**Goal**
Please show every line of the listing below that contains the string "icon", copying each line in full.
━━━━
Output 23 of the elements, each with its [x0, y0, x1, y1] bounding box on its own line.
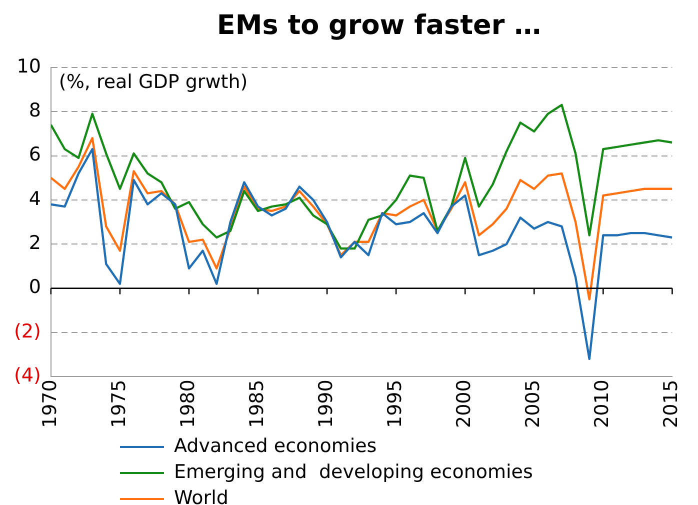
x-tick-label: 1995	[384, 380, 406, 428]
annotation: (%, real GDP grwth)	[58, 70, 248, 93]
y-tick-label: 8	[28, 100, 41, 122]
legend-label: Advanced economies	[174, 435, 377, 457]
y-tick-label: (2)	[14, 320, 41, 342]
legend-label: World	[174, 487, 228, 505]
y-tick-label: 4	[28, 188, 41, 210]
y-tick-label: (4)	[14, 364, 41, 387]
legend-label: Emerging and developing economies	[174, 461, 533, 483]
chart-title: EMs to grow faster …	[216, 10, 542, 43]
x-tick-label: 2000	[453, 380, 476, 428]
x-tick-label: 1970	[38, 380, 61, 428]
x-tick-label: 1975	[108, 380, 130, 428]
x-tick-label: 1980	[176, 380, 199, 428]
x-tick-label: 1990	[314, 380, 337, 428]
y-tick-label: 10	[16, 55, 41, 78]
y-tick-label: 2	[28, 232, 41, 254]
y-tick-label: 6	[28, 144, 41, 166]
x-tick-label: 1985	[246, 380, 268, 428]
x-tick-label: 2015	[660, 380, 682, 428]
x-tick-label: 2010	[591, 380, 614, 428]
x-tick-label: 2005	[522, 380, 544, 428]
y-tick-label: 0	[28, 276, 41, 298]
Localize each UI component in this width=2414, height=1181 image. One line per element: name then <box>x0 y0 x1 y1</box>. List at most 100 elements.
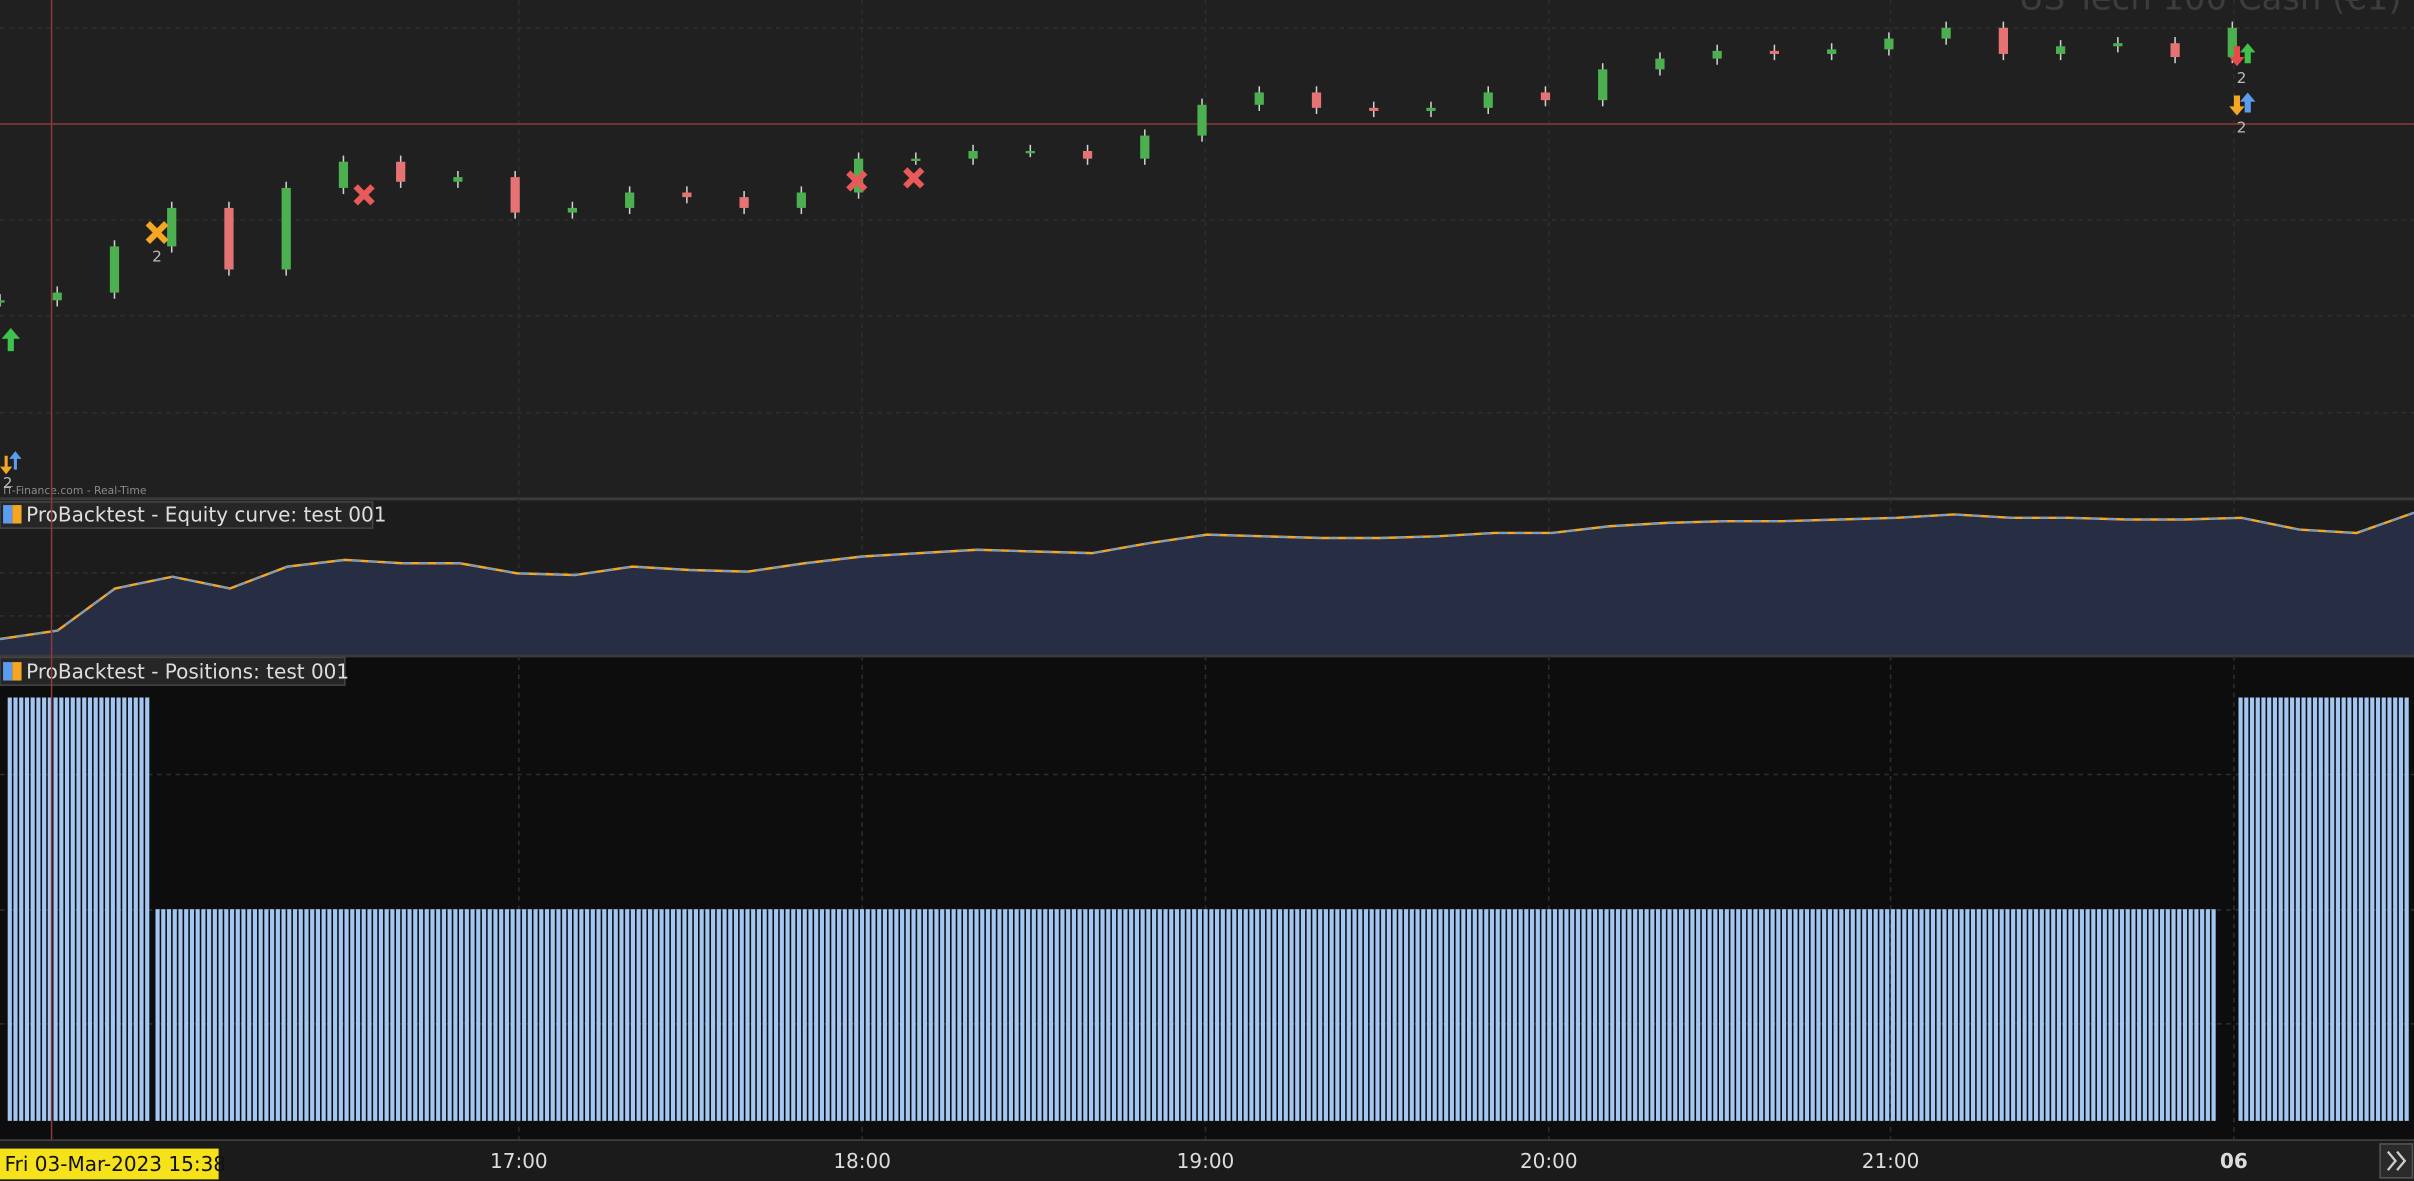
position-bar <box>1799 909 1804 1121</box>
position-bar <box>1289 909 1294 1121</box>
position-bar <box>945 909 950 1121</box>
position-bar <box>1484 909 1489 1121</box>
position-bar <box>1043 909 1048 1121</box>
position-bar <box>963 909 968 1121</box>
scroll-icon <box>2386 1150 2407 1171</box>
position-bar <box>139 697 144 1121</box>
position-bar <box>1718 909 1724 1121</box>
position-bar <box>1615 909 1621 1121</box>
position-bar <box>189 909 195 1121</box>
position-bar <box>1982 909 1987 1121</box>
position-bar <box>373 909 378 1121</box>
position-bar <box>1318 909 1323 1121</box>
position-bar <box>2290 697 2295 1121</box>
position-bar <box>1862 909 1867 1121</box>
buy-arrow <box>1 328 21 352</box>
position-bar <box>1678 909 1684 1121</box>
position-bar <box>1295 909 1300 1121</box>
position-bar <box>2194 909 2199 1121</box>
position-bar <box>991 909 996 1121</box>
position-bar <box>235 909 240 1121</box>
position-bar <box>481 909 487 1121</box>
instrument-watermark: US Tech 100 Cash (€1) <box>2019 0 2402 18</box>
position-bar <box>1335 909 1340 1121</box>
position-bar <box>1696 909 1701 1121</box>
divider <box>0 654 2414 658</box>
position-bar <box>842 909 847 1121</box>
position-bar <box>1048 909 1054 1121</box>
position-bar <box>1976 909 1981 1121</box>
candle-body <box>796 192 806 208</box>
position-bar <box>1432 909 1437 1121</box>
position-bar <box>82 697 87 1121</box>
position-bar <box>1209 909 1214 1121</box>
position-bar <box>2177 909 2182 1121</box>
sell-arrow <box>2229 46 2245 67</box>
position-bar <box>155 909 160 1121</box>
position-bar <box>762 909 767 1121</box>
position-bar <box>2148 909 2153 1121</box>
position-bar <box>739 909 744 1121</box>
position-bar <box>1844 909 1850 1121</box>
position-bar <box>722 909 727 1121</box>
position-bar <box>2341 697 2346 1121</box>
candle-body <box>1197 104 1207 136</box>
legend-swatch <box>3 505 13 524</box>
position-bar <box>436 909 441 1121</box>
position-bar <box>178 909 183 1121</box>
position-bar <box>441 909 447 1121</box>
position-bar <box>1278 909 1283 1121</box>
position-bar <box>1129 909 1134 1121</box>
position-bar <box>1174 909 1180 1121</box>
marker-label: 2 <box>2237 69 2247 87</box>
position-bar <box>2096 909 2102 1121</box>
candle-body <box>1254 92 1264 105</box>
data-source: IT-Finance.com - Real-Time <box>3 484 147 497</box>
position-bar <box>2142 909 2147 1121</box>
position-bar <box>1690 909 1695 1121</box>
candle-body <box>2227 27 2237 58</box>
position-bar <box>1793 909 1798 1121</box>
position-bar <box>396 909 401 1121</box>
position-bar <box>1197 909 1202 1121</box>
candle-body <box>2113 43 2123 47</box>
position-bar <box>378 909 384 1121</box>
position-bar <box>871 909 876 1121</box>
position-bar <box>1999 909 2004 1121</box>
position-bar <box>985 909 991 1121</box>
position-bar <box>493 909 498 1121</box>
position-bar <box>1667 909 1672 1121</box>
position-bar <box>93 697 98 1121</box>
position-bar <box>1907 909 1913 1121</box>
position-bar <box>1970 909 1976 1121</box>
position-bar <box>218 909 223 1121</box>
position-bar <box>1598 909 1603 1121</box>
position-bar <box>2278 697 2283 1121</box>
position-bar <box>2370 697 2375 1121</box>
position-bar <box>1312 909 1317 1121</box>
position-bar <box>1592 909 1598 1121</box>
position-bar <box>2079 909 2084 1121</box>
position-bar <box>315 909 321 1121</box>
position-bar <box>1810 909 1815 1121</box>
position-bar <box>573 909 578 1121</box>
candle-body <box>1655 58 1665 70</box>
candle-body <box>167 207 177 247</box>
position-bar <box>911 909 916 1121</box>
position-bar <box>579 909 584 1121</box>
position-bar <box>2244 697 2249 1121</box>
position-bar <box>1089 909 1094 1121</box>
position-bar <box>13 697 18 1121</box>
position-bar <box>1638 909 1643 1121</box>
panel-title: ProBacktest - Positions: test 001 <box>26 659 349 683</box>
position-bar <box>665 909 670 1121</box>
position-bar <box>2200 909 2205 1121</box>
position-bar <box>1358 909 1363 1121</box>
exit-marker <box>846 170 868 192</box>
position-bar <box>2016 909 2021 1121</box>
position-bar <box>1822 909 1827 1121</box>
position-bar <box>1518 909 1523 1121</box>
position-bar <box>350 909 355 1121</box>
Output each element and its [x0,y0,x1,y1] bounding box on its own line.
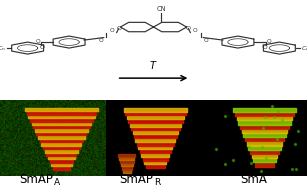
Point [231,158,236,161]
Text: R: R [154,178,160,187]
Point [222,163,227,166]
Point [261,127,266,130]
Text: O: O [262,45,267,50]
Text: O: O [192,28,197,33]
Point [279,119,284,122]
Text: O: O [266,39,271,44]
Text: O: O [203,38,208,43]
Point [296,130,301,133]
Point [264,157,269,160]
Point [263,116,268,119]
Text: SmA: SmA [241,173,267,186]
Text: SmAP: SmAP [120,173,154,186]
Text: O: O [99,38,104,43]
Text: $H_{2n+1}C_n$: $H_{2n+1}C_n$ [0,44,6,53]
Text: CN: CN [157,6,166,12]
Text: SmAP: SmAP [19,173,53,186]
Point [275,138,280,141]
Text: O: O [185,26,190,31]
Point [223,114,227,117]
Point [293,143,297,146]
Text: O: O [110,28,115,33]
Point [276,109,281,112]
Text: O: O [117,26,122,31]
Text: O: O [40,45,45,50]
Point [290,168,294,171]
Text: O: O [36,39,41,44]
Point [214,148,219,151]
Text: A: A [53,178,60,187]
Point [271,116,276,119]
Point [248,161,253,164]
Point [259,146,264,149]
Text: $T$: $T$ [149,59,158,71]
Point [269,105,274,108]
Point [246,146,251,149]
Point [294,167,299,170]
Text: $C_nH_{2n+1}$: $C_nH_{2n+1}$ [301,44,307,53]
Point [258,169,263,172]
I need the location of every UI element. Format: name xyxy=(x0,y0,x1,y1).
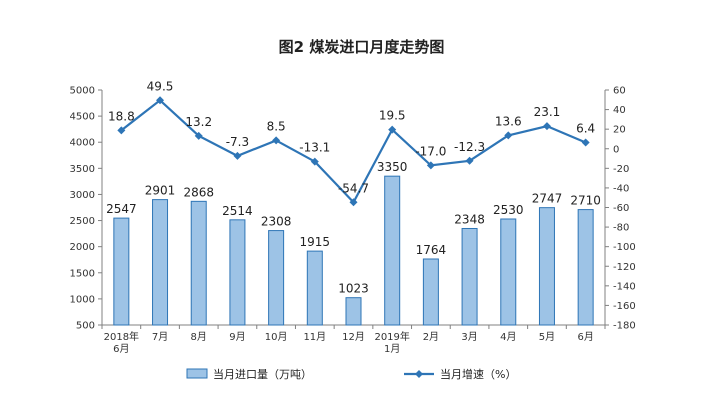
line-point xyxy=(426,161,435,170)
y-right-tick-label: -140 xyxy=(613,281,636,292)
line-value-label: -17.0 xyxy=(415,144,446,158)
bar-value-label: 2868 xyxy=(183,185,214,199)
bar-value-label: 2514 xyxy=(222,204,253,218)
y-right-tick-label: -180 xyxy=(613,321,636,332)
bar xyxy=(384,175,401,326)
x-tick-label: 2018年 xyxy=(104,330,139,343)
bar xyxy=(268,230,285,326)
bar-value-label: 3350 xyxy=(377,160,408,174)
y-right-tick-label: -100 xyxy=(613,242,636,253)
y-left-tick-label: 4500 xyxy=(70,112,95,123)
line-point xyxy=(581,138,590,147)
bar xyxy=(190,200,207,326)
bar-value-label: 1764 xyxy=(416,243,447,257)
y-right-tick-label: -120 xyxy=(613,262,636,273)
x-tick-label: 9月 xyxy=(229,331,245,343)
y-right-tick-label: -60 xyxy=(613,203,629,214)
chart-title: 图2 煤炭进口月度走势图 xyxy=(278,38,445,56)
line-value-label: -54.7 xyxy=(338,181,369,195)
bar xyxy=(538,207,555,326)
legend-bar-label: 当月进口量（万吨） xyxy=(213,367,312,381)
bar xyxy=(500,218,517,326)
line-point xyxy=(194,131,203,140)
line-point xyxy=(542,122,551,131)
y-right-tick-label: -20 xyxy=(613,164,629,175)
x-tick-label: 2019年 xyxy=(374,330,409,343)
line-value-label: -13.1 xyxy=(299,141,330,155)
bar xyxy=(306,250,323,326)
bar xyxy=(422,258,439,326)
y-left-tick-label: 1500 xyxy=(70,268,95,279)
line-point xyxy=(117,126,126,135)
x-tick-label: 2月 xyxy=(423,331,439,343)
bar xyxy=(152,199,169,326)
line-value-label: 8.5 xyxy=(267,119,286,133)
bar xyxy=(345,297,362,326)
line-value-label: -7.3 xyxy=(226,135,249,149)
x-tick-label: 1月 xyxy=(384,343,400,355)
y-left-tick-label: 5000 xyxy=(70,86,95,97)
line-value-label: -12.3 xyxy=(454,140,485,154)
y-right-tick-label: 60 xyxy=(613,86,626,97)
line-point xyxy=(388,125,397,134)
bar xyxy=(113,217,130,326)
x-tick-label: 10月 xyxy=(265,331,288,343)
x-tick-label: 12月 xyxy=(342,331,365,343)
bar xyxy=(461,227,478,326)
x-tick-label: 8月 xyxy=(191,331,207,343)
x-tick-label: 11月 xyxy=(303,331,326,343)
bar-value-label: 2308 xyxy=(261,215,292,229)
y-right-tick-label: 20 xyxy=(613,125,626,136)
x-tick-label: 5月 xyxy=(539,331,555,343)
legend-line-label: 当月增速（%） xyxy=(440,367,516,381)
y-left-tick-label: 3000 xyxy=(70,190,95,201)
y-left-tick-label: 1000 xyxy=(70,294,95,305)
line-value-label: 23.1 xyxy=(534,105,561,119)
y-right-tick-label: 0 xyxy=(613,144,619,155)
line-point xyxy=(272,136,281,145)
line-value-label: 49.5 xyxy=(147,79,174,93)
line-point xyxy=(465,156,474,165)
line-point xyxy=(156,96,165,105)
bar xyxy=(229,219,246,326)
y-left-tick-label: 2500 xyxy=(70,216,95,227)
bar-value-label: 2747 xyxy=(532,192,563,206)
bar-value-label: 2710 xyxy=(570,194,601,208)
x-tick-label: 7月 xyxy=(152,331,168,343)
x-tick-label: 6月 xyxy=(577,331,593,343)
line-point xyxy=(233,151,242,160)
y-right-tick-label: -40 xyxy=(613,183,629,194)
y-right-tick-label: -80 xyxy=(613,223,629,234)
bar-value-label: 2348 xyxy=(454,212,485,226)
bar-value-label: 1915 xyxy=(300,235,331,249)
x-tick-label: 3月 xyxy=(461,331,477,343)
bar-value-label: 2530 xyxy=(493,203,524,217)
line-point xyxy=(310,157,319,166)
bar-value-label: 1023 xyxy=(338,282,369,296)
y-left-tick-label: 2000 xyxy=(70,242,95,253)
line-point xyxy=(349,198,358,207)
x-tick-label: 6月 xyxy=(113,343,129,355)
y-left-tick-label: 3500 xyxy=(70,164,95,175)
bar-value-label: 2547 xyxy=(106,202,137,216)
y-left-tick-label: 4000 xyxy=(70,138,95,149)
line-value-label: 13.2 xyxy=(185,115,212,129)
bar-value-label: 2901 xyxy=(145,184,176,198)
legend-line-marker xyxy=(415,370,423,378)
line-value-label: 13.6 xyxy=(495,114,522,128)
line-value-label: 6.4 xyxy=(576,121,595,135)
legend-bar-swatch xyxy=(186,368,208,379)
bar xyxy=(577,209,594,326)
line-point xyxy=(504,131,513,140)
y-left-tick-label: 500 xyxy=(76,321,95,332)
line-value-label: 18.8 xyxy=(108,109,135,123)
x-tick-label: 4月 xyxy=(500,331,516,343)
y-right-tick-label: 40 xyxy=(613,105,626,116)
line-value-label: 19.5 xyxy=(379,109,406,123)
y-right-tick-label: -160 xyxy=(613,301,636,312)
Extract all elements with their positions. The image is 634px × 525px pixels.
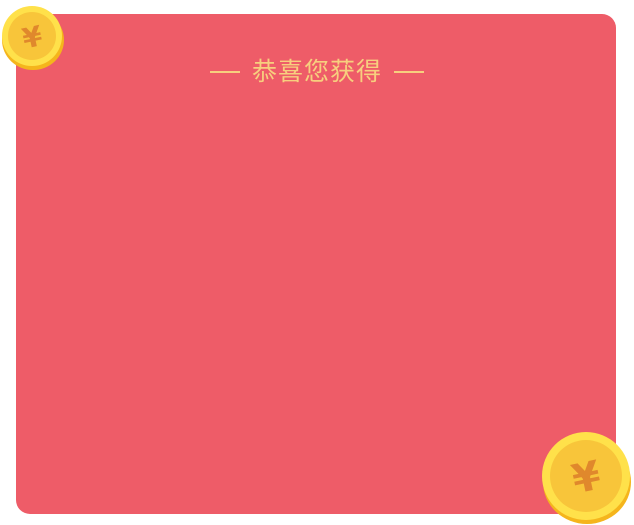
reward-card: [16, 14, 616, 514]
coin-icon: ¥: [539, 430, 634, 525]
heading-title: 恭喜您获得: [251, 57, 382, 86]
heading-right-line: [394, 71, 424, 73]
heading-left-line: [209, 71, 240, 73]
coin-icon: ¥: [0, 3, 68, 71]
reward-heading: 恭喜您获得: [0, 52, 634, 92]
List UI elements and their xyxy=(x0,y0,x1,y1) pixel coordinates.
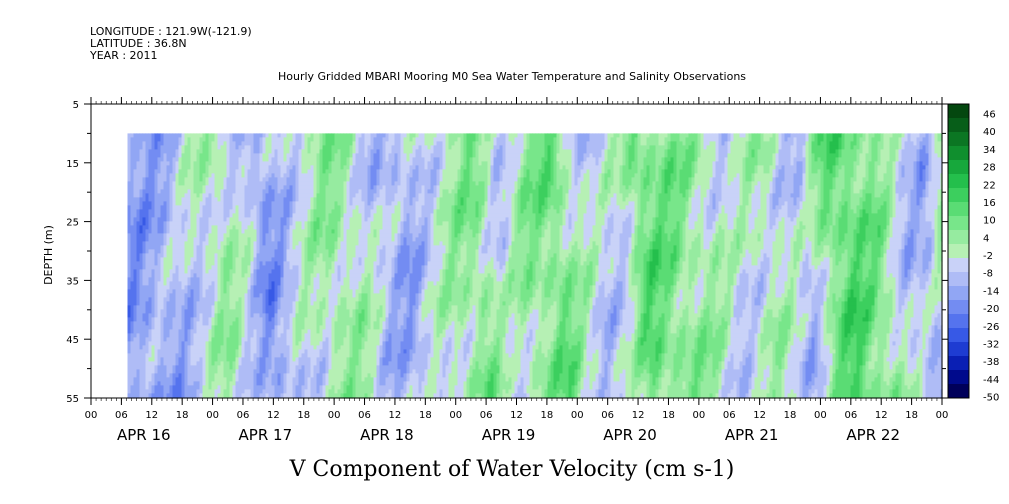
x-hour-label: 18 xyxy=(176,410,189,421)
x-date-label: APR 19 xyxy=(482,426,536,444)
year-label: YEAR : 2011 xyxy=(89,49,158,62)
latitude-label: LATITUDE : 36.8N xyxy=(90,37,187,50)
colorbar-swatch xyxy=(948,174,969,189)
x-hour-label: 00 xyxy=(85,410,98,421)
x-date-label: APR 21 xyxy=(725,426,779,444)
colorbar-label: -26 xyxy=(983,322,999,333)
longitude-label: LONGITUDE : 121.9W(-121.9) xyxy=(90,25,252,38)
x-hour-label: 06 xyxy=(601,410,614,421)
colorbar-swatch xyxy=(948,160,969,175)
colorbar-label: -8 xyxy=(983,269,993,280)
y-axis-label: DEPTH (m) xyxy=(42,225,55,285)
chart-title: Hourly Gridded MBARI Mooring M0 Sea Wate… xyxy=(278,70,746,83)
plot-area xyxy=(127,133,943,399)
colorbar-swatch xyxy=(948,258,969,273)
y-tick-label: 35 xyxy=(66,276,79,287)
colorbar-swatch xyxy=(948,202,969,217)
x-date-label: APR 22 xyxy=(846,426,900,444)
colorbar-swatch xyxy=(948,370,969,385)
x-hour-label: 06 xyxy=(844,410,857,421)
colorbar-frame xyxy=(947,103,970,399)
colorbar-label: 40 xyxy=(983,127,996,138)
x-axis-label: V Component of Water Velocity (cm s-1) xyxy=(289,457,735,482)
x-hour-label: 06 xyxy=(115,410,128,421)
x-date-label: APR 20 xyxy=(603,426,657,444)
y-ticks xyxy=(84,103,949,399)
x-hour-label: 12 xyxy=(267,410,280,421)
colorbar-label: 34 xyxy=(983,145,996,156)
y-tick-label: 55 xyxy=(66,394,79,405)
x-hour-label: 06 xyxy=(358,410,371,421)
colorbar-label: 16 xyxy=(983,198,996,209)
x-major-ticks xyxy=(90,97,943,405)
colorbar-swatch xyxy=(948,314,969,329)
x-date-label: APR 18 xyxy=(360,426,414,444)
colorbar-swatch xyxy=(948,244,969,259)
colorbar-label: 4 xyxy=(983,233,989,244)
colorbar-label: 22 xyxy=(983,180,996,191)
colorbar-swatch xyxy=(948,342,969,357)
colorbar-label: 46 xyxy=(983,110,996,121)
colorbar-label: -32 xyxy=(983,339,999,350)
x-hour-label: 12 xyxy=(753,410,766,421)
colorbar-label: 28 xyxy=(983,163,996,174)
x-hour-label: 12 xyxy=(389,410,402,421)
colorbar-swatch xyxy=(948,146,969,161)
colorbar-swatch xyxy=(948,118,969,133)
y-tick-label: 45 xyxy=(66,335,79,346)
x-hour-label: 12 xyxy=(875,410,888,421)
━━━━
**The result**
scroll-icon <box>2386 1150 2407 1171</box>
coin-icon: ¥: [539, 430, 634, 525]
coin-icon: ¥: [0, 3, 68, 71]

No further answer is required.